WHAT TO WORK ON> Repeat, without any change, the entries presented below.

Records
------------------------

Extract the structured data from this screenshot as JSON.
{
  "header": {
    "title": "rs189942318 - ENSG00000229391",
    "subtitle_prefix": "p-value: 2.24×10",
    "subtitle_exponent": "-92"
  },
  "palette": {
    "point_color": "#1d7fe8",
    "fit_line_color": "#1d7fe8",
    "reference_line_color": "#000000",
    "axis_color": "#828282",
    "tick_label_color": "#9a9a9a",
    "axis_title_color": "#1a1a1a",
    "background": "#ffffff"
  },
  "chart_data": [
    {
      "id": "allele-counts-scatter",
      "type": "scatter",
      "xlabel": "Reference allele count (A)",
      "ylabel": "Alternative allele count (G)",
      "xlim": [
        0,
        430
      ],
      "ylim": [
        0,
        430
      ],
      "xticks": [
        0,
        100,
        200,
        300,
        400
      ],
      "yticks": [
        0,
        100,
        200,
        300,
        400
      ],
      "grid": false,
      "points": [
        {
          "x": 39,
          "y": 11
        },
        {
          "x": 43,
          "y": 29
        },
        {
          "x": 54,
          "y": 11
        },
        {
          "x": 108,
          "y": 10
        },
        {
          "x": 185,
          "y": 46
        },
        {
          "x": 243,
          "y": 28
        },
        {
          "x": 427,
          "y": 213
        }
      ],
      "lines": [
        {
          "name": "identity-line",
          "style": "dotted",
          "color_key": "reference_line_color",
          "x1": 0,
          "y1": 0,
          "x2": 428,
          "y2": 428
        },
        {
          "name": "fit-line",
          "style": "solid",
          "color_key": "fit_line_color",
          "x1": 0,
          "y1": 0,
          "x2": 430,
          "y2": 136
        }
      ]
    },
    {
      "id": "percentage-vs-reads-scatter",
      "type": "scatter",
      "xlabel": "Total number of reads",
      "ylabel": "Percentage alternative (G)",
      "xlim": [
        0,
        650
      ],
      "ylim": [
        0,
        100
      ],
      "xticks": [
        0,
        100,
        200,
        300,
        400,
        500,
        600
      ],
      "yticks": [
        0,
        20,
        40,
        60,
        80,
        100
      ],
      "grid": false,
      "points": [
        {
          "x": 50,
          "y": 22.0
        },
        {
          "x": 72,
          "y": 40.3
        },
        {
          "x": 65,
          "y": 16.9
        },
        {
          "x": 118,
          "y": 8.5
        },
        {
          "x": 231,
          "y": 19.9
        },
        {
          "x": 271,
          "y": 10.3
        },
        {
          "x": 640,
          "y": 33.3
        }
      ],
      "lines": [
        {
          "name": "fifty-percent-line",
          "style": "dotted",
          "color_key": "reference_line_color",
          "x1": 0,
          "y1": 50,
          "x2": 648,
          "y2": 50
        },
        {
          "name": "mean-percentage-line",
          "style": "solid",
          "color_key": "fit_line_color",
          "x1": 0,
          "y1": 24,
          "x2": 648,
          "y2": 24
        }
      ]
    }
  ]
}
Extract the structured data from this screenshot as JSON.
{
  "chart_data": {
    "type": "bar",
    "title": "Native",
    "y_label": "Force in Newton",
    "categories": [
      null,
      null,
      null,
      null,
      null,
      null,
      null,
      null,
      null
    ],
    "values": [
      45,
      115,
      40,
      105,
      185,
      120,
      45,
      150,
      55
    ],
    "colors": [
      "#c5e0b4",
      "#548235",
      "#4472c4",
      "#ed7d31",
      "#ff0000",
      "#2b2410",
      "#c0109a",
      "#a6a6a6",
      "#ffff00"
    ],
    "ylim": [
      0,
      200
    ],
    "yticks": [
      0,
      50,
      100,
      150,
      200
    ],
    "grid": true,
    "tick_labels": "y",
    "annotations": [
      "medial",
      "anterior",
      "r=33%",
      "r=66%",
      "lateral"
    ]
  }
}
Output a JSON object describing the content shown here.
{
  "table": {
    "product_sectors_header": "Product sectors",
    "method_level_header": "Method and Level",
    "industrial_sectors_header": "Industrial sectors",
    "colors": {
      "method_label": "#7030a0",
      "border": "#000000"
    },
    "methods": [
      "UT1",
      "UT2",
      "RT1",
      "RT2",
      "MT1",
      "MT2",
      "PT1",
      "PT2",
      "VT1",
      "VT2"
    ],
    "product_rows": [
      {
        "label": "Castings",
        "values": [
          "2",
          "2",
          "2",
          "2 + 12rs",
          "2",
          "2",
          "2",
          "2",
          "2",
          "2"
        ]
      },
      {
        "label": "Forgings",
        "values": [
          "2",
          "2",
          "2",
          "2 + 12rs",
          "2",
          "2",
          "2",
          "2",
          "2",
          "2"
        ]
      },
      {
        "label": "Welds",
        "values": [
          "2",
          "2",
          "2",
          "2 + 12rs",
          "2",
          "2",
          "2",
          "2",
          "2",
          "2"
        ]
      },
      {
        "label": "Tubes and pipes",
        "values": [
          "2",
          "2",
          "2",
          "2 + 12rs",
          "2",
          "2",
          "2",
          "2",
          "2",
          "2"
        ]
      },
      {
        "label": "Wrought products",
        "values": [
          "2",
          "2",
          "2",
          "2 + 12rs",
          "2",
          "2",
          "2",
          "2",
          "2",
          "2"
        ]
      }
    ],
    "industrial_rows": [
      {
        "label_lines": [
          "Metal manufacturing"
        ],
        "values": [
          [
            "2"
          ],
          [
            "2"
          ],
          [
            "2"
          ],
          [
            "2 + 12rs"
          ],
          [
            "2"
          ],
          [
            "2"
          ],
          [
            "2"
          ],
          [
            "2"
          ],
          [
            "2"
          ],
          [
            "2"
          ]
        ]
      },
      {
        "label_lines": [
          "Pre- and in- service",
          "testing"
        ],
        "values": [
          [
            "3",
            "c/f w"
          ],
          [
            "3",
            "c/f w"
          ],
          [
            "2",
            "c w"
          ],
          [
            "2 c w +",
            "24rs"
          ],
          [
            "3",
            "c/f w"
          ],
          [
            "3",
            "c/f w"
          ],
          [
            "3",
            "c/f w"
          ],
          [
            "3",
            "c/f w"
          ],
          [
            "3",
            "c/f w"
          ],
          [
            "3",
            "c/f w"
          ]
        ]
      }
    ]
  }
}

------------------------

TASK ANSWER>
Extract the structured data from this screenshot as JSON.
{
  "header": {
    "title": "rs189942318 - ENSG00000229391",
    "subtitle_prefix": "p-value: 2.24×10",
    "subtitle_exponent": "-92"
  },
  "palette": {
    "point_color": "#1d7fe8",
    "fit_line_color": "#1d7fe8",
    "reference_line_color": "#000000",
    "axis_color": "#828282",
    "tick_label_color": "#9a9a9a",
    "axis_title_color": "#1a1a1a",
    "background": "#ffffff"
  },
  "chart_data": [
    {
      "id": "allele-counts-scatter",
      "type": "scatter",
      "xlabel": "Reference allele count (A)",
      "ylabel": "Alternative allele count (G)",
      "xlim": [
        0,
        430
      ],
      "ylim": [
        0,
        430
      ],
      "xticks": [
        0,
        100,
        200,
        300,
        400
      ],
      "yticks": [
        0,
        100,
        200,
        300,
        400
      ],
      "grid": false,
      "points": [
        {
          "x": 39,
          "y": 11
        },
        {
          "x": 43,
          "y": 29
        },
        {
          "x": 54,
          "y": 11
        },
        {
          "x": 108,
          "y": 10
        },
        {
          "x": 185,
          "y": 46
        },
        {
          "x": 243,
          "y": 28
        },
        {
          "x": 427,
          "y": 213
        }
      ],
      "lines": [
        {
          "name": "identity-line",
          "style": "dotted",
          "color_key": "reference_line_color",
          "x1": 0,
          "y1": 0,
          "x2": 428,
          "y2": 428
        },
        {
          "name": "fit-line",
          "style": "solid",
          "color_key": "fit_line_color",
          "x1": 0,
          "y1": 0,
          "x2": 430,
          "y2": 136
        }
      ]
    },
    {
      "id": "percentage-vs-reads-scatter",
      "type": "scatter",
      "xlabel": "Total number of reads",
      "ylabel": "Percentage alternative (G)",
      "xlim": [
        0,
        650
      ],
      "ylim": [
        0,
        100
      ],
      "xticks": [
        0,
        100,
        200,
        300,
        400,
        500,
        600
      ],
      "yticks": [
        0,
        20,
        40,
        60,
        80,
        100
      ],
      "grid": false,
      "points": [
        {
          "x": 50,
          "y": 22.0
        },
        {
          "x": 72,
          "y": 40.3
        },
        {
          "x": 65,
          "y": 16.9
        },
        {
          "x": 118,
          "y": 8.5
        },
        {
          "x": 231,
          "y": 19.9
        },
        {
          "x": 271,
          "y": 10.3
        },
        {
          "x": 640,
          "y": 33.3
        }
      ],
      "lines": [
        {
          "name": "fifty-percent-line",
          "style": "dotted",
          "color_key": "reference_line_color",
          "x1": 0,
          "y1": 50,
          "x2": 648,
          "y2": 50
        },
        {
          "name": "mean-percentage-line",
          "style": "solid",
          "color_key": "fit_line_color",
          "x1": 0,
          "y1": 24,
          "x2": 648,
          "y2": 24
        }
      ]
    }
  ]
}
Extract the structured data from this screenshot as JSON.
{
  "chart_data": {
    "type": "bar",
    "title": "Native",
    "y_label": "Force in Newton",
    "categories": [
      null,
      null,
      null,
      null,
      null,
      null,
      null,
      null,
      null
    ],
    "values": [
      45,
      115,
      40,
      105,
      185,
      120,
      45,
      150,
      55
    ],
    "colors": [
      "#c5e0b4",
      "#548235",
      "#4472c4",
      "#ed7d31",
      "#ff0000",
      "#2b2410",
      "#c0109a",
      "#a6a6a6",
      "#ffff00"
    ],
    "ylim": [
      0,
      200
    ],
    "yticks": [
      0,
      50,
      100,
      150,
      200
    ],
    "grid": true,
    "tick_labels": "y",
    "annotations": [
      "medial",
      "anterior",
      "r=33%",
      "r=66%",
      "lateral"
    ]
  }
}
Output a JSON object describing the content shown here.
{
  "table": {
    "product_sectors_header": "Product sectors",
    "method_level_header": "Method and Level",
    "industrial_sectors_header": "Industrial sectors",
    "colors": {
      "method_label": "#7030a0",
      "border": "#000000"
    },
    "methods": [
      "UT1",
      "UT2",
      "RT1",
      "RT2",
      "MT1",
      "MT2",
      "PT1",
      "PT2",
      "VT1",
      "VT2"
    ],
    "product_rows": [
      {
        "label": "Castings",
        "values": [
          "2",
          "2",
          "2",
          "2 + 12rs",
          "2",
          "2",
          "2",
          "2",
          "2",
          "2"
        ]
      },
      {
        "label": "Forgings",
        "values": [
          "2",
          "2",
          "2",
          "2 + 12rs",
          "2",
          "2",
          "2",
          "2",
          "2",
          "2"
        ]
      },
      {
        "label": "Welds",
        "values": [
          "2",
          "2",
          "2",
          "2 + 12rs",
          "2",
          "2",
          "2",
          "2",
          "2",
          "2"
        ]
      },
      {
        "label": "Tubes and pipes",
        "values": [
          "2",
          "2",
          "2",
          "2 + 12rs",
          "2",
          "2",
          "2",
          "2",
          "2",
          "2"
        ]
      },
      {
        "label": "Wrought products",
        "values": [
          "2",
          "2",
          "2",
          "2 + 12rs",
          "2",
          "2",
          "2",
          "2",
          "2",
          "2"
        ]
      }
    ],
    "industrial_rows": [
      {
        "label_lines": [
          "Metal manufacturing"
        ],
        "values": [
          [
            "2"
          ],
          [
            "2"
          ],
          [
            "2"
          ],
          [
            "2 + 12rs"
          ],
          [
            "2"
          ],
          [
            "2"
          ],
          [
            "2"
          ],
          [
            "2"
          ],
          [
            "2"
          ],
          [
            "2"
          ]
        ]
      },
      {
        "label_lines": [
          "Pre- and in- service",
          "testing"
        ],
        "values": [
          [
            "3",
            "c/f w"
          ],
          [
            "3",
            "c/f w"
          ],
          [
            "2",
            "c w"
          ],
          [
            "2 c w +",
            "24rs"
          ],
          [
            "3",
            "c/f w"
          ],
          [
            "3",
            "c/f w"
          ],
          [
            "3",
            "c/f w"
          ],
          [
            "3",
            "c/f w"
          ],
          [
            "3",
            "c/f w"
          ],
          [
            "3",
            "c/f w"
          ]
        ]
      }
    ]
  }
}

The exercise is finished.